RECORDS SUPPLIED:
--------

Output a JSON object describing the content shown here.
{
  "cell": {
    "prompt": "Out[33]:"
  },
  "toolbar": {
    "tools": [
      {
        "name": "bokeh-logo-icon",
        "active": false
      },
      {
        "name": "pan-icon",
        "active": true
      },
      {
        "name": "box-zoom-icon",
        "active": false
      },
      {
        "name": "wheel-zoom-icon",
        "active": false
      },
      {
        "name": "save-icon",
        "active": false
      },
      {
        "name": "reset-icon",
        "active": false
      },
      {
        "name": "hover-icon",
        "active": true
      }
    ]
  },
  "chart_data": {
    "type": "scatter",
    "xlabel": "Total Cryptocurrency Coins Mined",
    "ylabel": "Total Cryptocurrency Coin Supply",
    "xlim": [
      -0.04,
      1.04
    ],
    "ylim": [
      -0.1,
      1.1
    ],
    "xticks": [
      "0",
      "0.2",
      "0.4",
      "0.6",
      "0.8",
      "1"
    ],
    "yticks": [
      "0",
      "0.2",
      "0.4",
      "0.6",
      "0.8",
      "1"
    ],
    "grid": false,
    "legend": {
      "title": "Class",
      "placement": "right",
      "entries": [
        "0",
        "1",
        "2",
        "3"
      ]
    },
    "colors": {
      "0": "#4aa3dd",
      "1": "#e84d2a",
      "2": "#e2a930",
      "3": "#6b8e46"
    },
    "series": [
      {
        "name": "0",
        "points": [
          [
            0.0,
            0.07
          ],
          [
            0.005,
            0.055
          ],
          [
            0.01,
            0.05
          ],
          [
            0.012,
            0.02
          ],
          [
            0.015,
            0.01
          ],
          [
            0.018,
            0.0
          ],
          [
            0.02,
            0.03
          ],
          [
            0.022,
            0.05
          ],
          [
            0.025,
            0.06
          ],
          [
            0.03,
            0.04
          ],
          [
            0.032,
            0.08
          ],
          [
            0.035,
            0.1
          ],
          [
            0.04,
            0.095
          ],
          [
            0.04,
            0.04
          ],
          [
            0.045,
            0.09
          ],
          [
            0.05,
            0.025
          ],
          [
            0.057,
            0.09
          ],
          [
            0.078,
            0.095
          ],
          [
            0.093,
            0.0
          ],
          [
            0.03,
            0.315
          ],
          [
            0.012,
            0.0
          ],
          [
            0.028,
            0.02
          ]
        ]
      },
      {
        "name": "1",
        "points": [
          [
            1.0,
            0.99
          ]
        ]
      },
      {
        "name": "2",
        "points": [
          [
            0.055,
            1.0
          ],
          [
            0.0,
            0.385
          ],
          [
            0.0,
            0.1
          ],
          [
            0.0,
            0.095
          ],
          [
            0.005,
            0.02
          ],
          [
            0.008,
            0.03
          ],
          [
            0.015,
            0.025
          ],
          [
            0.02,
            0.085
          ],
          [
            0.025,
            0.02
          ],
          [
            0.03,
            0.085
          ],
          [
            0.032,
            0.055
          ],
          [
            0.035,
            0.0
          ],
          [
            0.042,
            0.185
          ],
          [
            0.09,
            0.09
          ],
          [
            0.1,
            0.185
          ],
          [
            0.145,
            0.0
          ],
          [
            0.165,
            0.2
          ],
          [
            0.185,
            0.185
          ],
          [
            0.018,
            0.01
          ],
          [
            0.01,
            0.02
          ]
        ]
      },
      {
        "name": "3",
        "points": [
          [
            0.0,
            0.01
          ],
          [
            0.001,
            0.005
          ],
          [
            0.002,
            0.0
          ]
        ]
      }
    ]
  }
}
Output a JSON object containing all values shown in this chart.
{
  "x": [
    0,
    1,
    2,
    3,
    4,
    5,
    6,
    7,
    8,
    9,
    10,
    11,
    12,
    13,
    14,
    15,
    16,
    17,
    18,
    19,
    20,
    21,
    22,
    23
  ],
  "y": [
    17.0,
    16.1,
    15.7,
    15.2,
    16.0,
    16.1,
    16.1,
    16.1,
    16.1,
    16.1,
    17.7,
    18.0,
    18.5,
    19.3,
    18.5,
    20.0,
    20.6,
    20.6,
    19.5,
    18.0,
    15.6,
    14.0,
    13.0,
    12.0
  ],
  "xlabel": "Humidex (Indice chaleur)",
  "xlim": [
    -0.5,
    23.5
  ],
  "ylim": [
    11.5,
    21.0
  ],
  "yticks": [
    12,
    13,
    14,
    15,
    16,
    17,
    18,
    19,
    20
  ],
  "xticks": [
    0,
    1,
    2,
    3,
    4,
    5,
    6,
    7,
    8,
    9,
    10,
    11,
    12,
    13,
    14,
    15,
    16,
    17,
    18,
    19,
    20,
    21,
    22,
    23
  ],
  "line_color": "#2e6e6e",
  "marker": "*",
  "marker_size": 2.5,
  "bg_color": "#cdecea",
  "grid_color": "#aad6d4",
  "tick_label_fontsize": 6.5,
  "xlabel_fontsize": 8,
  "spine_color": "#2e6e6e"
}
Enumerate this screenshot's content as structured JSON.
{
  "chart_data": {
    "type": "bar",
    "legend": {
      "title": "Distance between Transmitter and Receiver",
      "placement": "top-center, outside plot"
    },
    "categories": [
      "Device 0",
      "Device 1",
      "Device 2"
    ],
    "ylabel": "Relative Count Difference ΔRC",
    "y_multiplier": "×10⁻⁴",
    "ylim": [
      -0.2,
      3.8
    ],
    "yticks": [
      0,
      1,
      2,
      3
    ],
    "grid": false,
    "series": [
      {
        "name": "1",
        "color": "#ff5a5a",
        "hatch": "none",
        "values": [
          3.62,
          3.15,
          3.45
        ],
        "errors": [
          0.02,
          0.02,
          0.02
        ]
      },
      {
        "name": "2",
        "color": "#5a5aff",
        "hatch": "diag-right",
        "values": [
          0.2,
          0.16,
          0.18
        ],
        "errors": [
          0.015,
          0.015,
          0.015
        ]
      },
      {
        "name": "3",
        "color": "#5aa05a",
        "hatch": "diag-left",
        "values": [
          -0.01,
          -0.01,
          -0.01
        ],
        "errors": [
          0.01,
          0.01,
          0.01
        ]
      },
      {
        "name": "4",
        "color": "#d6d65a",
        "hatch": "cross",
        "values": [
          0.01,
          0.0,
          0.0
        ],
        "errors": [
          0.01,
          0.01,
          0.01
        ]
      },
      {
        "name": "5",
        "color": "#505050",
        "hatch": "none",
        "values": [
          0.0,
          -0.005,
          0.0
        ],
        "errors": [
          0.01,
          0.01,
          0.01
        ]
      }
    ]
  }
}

--------

SET TASK:
Count each line of the data where the word "zoom" appears, then reply with the total only.

SOLVED PROBLEM:
2